SUPPLIED MATERIAL:

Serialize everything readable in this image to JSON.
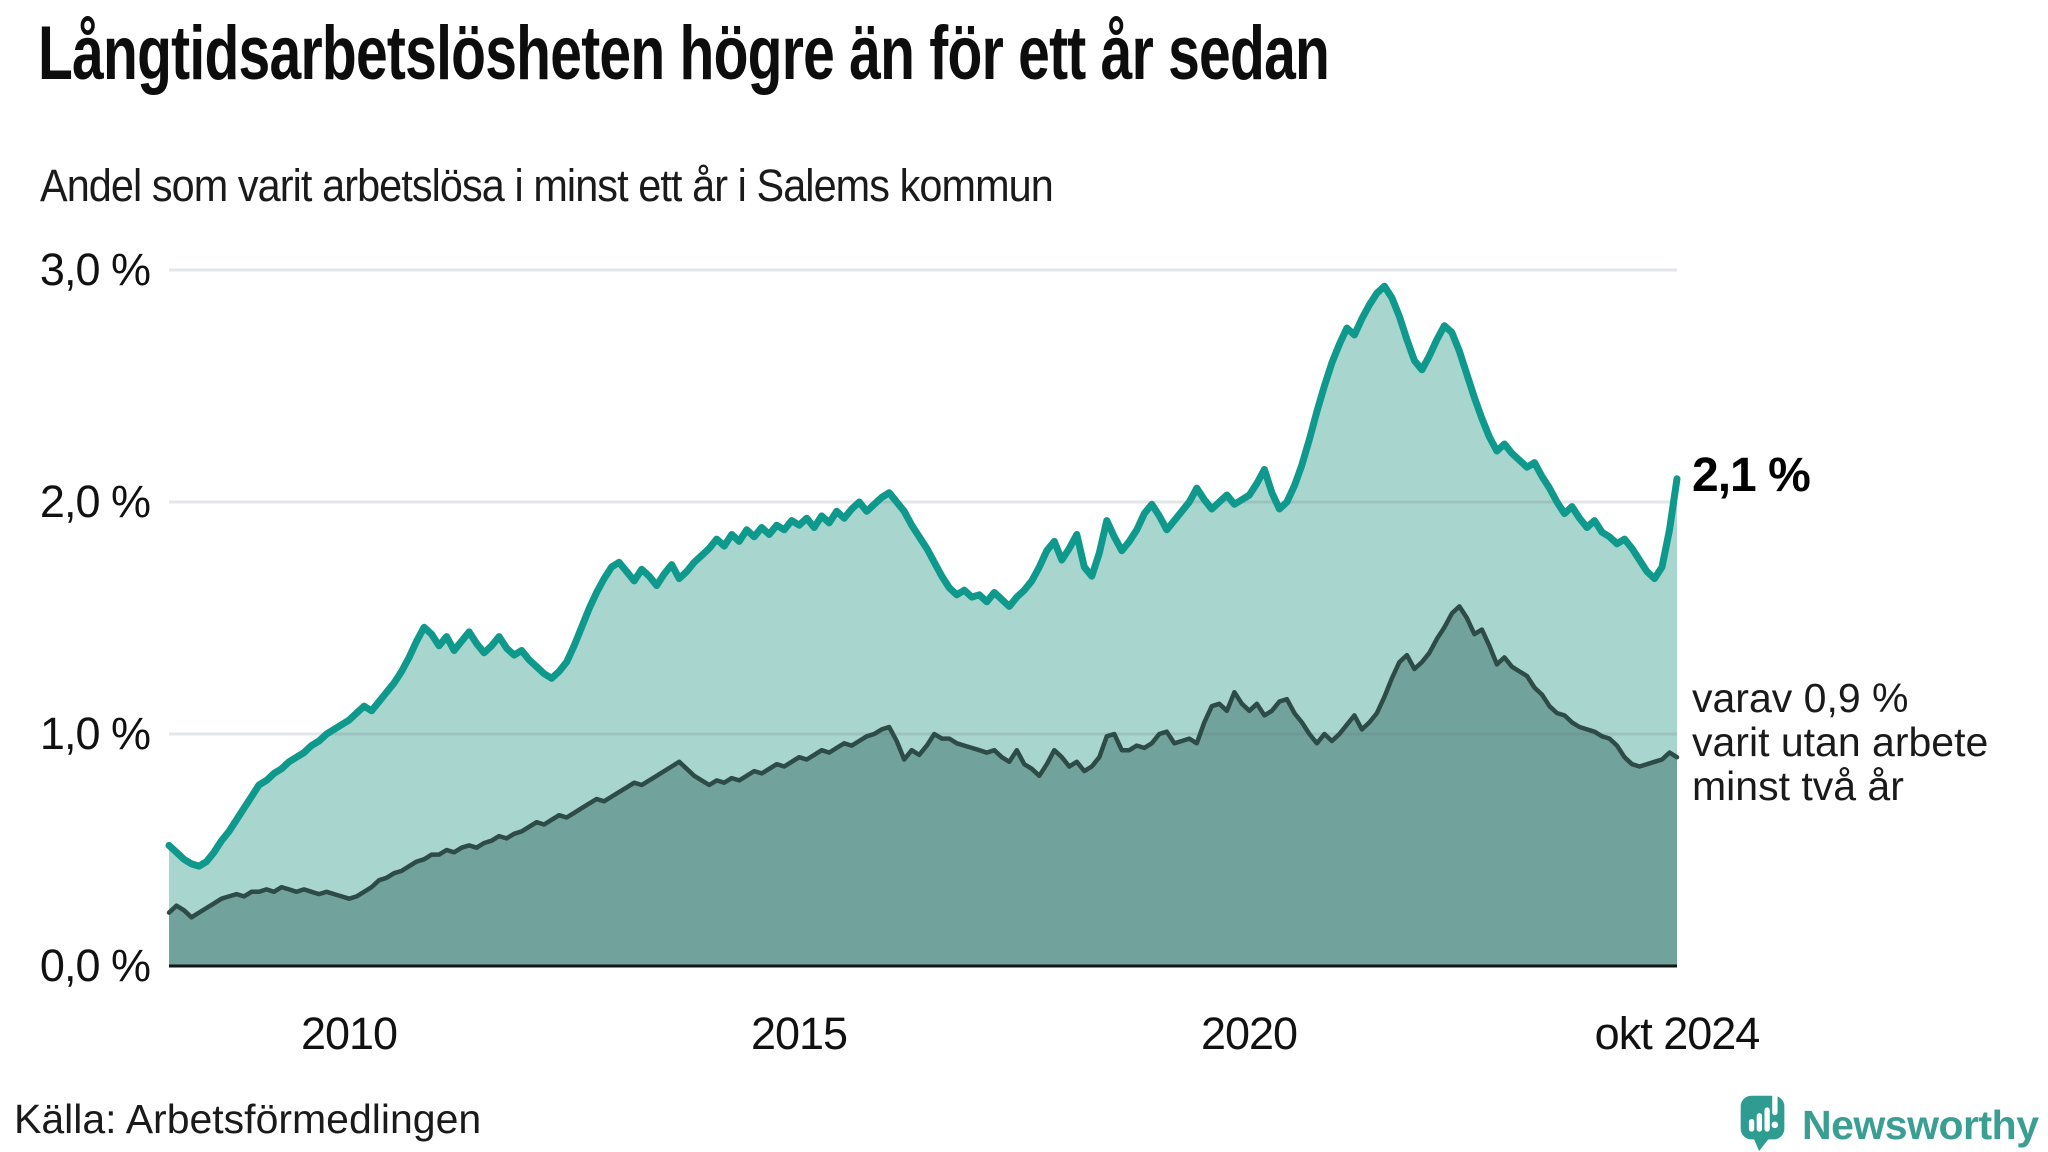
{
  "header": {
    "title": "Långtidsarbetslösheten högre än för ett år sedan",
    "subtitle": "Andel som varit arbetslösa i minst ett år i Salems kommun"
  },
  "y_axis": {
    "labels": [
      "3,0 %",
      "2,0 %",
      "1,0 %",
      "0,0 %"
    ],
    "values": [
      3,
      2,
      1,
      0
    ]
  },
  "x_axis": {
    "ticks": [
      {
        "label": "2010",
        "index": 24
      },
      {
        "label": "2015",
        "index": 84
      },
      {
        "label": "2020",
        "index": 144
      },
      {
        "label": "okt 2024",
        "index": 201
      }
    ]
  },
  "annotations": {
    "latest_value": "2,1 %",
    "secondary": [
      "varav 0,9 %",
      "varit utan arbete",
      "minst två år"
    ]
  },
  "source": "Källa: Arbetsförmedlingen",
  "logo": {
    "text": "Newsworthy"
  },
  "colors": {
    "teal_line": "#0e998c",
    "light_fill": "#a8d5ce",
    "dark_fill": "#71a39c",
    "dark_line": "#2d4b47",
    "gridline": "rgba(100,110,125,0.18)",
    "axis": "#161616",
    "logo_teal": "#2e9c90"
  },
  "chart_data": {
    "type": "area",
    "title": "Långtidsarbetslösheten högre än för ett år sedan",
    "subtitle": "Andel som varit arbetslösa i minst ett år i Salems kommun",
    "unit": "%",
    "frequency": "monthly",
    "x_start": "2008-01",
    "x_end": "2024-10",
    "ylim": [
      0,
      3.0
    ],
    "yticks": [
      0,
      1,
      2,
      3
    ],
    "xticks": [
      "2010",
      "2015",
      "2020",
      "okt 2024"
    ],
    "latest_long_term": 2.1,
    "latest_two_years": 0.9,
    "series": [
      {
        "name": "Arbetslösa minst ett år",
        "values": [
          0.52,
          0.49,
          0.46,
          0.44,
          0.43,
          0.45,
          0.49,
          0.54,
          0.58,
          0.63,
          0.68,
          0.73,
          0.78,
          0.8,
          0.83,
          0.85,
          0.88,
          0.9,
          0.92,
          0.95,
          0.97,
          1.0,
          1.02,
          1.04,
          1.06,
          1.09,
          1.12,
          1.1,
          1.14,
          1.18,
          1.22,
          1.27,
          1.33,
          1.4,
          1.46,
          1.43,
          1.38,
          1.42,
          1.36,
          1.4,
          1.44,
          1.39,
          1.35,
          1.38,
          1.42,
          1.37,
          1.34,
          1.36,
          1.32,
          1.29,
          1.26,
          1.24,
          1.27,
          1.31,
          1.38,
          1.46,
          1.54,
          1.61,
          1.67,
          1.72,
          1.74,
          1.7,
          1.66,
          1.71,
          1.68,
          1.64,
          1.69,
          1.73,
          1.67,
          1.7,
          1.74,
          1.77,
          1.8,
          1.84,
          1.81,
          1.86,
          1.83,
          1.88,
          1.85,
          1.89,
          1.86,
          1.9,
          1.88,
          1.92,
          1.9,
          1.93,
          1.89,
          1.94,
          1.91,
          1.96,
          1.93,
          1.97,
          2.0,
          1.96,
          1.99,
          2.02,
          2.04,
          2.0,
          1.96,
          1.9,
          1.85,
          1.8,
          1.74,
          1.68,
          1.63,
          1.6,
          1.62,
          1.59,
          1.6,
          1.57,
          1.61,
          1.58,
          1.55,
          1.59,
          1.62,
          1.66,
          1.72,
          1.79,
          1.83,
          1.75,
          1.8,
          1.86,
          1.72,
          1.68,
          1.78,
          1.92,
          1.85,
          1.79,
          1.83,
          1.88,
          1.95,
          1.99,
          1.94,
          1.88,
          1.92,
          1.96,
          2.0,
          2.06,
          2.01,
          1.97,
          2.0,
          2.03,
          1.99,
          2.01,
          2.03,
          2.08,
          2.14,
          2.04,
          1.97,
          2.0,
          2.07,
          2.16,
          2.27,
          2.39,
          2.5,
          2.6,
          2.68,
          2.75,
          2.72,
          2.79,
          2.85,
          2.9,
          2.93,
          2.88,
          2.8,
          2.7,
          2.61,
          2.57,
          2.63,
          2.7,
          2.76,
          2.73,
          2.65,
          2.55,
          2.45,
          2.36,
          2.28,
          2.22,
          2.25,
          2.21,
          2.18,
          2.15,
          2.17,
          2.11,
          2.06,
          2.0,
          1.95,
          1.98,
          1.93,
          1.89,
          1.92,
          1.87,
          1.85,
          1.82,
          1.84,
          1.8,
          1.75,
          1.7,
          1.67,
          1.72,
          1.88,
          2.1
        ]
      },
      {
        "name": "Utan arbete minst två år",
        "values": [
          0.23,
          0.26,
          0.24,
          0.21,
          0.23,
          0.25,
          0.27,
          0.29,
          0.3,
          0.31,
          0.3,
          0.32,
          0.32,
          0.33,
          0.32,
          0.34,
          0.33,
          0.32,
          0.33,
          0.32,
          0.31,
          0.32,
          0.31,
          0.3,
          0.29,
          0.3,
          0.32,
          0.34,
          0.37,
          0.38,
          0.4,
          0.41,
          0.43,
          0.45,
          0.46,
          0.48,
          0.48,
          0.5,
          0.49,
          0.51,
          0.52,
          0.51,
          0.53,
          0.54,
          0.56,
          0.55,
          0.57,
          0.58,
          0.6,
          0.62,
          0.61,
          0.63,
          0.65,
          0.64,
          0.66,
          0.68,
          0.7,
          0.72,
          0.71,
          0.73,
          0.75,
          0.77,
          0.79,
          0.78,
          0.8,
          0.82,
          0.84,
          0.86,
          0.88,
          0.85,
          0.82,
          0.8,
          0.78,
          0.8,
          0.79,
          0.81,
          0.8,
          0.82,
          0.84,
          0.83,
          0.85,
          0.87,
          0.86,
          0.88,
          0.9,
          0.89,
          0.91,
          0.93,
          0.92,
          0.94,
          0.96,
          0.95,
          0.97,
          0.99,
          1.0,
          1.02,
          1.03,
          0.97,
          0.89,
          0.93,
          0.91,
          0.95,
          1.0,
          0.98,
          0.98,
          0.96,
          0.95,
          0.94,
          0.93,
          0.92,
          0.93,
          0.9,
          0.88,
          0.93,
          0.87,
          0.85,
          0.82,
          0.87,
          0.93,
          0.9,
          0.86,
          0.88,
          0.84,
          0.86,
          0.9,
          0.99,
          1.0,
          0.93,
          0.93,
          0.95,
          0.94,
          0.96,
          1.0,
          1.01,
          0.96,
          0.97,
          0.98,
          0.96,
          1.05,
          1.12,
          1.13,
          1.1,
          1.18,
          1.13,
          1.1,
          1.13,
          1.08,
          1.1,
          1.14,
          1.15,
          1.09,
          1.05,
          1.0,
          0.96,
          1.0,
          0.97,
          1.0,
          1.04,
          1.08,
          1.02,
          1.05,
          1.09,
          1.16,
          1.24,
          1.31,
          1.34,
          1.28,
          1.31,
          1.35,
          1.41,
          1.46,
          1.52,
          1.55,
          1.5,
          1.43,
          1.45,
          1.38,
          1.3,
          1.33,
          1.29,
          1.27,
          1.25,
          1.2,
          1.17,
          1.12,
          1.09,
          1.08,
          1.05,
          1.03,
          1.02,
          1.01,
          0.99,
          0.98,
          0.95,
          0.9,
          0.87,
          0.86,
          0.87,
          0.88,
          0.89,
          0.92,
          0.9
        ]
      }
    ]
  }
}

SHORT EXERCISE: Pictures are excluded; output everything else in the data verbatim.

OUTPUT OF THE EXERCISE:
Serialize everything readable in this image to JSON.
{
  "header": {
    "title": "Långtidsarbetslösheten högre än för ett år sedan",
    "subtitle": "Andel som varit arbetslösa i minst ett år i Salems kommun"
  },
  "y_axis": {
    "labels": [
      "3,0 %",
      "2,0 %",
      "1,0 %",
      "0,0 %"
    ],
    "values": [
      3,
      2,
      1,
      0
    ]
  },
  "x_axis": {
    "ticks": [
      {
        "label": "2010",
        "index": 24
      },
      {
        "label": "2015",
        "index": 84
      },
      {
        "label": "2020",
        "index": 144
      },
      {
        "label": "okt 2024",
        "index": 201
      }
    ]
  },
  "annotations": {
    "latest_value": "2,1 %",
    "secondary": [
      "varav 0,9 %",
      "varit utan arbete",
      "minst två år"
    ]
  },
  "source": "Källa: Arbetsförmedlingen",
  "logo": {
    "text": "Newsworthy"
  },
  "colors": {
    "teal_line": "#0e998c",
    "light_fill": "#a8d5ce",
    "dark_fill": "#71a39c",
    "dark_line": "#2d4b47",
    "gridline": "rgba(100,110,125,0.18)",
    "axis": "#161616",
    "logo_teal": "#2e9c90"
  },
  "chart_data": {
    "type": "area",
    "title": "Långtidsarbetslösheten högre än för ett år sedan",
    "subtitle": "Andel som varit arbetslösa i minst ett år i Salems kommun",
    "unit": "%",
    "frequency": "monthly",
    "x_start": "2008-01",
    "x_end": "2024-10",
    "ylim": [
      0,
      3.0
    ],
    "yticks": [
      0,
      1,
      2,
      3
    ],
    "xticks": [
      "2010",
      "2015",
      "2020",
      "okt 2024"
    ],
    "latest_long_term": 2.1,
    "latest_two_years": 0.9,
    "series": [
      {
        "name": "Arbetslösa minst ett år",
        "values": [
          0.52,
          0.49,
          0.46,
          0.44,
          0.43,
          0.45,
          0.49,
          0.54,
          0.58,
          0.63,
          0.68,
          0.73,
          0.78,
          0.8,
          0.83,
          0.85,
          0.88,
          0.9,
          0.92,
          0.95,
          0.97,
          1.0,
          1.02,
          1.04,
          1.06,
          1.09,
          1.12,
          1.1,
          1.14,
          1.18,
          1.22,
          1.27,
          1.33,
          1.4,
          1.46,
          1.43,
          1.38,
          1.42,
          1.36,
          1.4,
          1.44,
          1.39,
          1.35,
          1.38,
          1.42,
          1.37,
          1.34,
          1.36,
          1.32,
          1.29,
          1.26,
          1.24,
          1.27,
          1.31,
          1.38,
          1.46,
          1.54,
          1.61,
          1.67,
          1.72,
          1.74,
          1.7,
          1.66,
          1.71,
          1.68,
          1.64,
          1.69,
          1.73,
          1.67,
          1.7,
          1.74,
          1.77,
          1.8,
          1.84,
          1.81,
          1.86,
          1.83,
          1.88,
          1.85,
          1.89,
          1.86,
          1.9,
          1.88,
          1.92,
          1.9,
          1.93,
          1.89,
          1.94,
          1.91,
          1.96,
          1.93,
          1.97,
          2.0,
          1.96,
          1.99,
          2.02,
          2.04,
          2.0,
          1.96,
          1.9,
          1.85,
          1.8,
          1.74,
          1.68,
          1.63,
          1.6,
          1.62,
          1.59,
          1.6,
          1.57,
          1.61,
          1.58,
          1.55,
          1.59,
          1.62,
          1.66,
          1.72,
          1.79,
          1.83,
          1.75,
          1.8,
          1.86,
          1.72,
          1.68,
          1.78,
          1.92,
          1.85,
          1.79,
          1.83,
          1.88,
          1.95,
          1.99,
          1.94,
          1.88,
          1.92,
          1.96,
          2.0,
          2.06,
          2.01,
          1.97,
          2.0,
          2.03,
          1.99,
          2.01,
          2.03,
          2.08,
          2.14,
          2.04,
          1.97,
          2.0,
          2.07,
          2.16,
          2.27,
          2.39,
          2.5,
          2.6,
          2.68,
          2.75,
          2.72,
          2.79,
          2.85,
          2.9,
          2.93,
          2.88,
          2.8,
          2.7,
          2.61,
          2.57,
          2.63,
          2.7,
          2.76,
          2.73,
          2.65,
          2.55,
          2.45,
          2.36,
          2.28,
          2.22,
          2.25,
          2.21,
          2.18,
          2.15,
          2.17,
          2.11,
          2.06,
          2.0,
          1.95,
          1.98,
          1.93,
          1.89,
          1.92,
          1.87,
          1.85,
          1.82,
          1.84,
          1.8,
          1.75,
          1.7,
          1.67,
          1.72,
          1.88,
          2.1
        ]
      },
      {
        "name": "Utan arbete minst två år",
        "values": [
          0.23,
          0.26,
          0.24,
          0.21,
          0.23,
          0.25,
          0.27,
          0.29,
          0.3,
          0.31,
          0.3,
          0.32,
          0.32,
          0.33,
          0.32,
          0.34,
          0.33,
          0.32,
          0.33,
          0.32,
          0.31,
          0.32,
          0.31,
          0.3,
          0.29,
          0.3,
          0.32,
          0.34,
          0.37,
          0.38,
          0.4,
          0.41,
          0.43,
          0.45,
          0.46,
          0.48,
          0.48,
          0.5,
          0.49,
          0.51,
          0.52,
          0.51,
          0.53,
          0.54,
          0.56,
          0.55,
          0.57,
          0.58,
          0.6,
          0.62,
          0.61,
          0.63,
          0.65,
          0.64,
          0.66,
          0.68,
          0.7,
          0.72,
          0.71,
          0.73,
          0.75,
          0.77,
          0.79,
          0.78,
          0.8,
          0.82,
          0.84,
          0.86,
          0.88,
          0.85,
          0.82,
          0.8,
          0.78,
          0.8,
          0.79,
          0.81,
          0.8,
          0.82,
          0.84,
          0.83,
          0.85,
          0.87,
          0.86,
          0.88,
          0.9,
          0.89,
          0.91,
          0.93,
          0.92,
          0.94,
          0.96,
          0.95,
          0.97,
          0.99,
          1.0,
          1.02,
          1.03,
          0.97,
          0.89,
          0.93,
          0.91,
          0.95,
          1.0,
          0.98,
          0.98,
          0.96,
          0.95,
          0.94,
          0.93,
          0.92,
          0.93,
          0.9,
          0.88,
          0.93,
          0.87,
          0.85,
          0.82,
          0.87,
          0.93,
          0.9,
          0.86,
          0.88,
          0.84,
          0.86,
          0.9,
          0.99,
          1.0,
          0.93,
          0.93,
          0.95,
          0.94,
          0.96,
          1.0,
          1.01,
          0.96,
          0.97,
          0.98,
          0.96,
          1.05,
          1.12,
          1.13,
          1.1,
          1.18,
          1.13,
          1.1,
          1.13,
          1.08,
          1.1,
          1.14,
          1.15,
          1.09,
          1.05,
          1.0,
          0.96,
          1.0,
          0.97,
          1.0,
          1.04,
          1.08,
          1.02,
          1.05,
          1.09,
          1.16,
          1.24,
          1.31,
          1.34,
          1.28,
          1.31,
          1.35,
          1.41,
          1.46,
          1.52,
          1.55,
          1.5,
          1.43,
          1.45,
          1.38,
          1.3,
          1.33,
          1.29,
          1.27,
          1.25,
          1.2,
          1.17,
          1.12,
          1.09,
          1.08,
          1.05,
          1.03,
          1.02,
          1.01,
          0.99,
          0.98,
          0.95,
          0.9,
          0.87,
          0.86,
          0.87,
          0.88,
          0.89,
          0.92,
          0.9
        ]
      }
    ]
  }
}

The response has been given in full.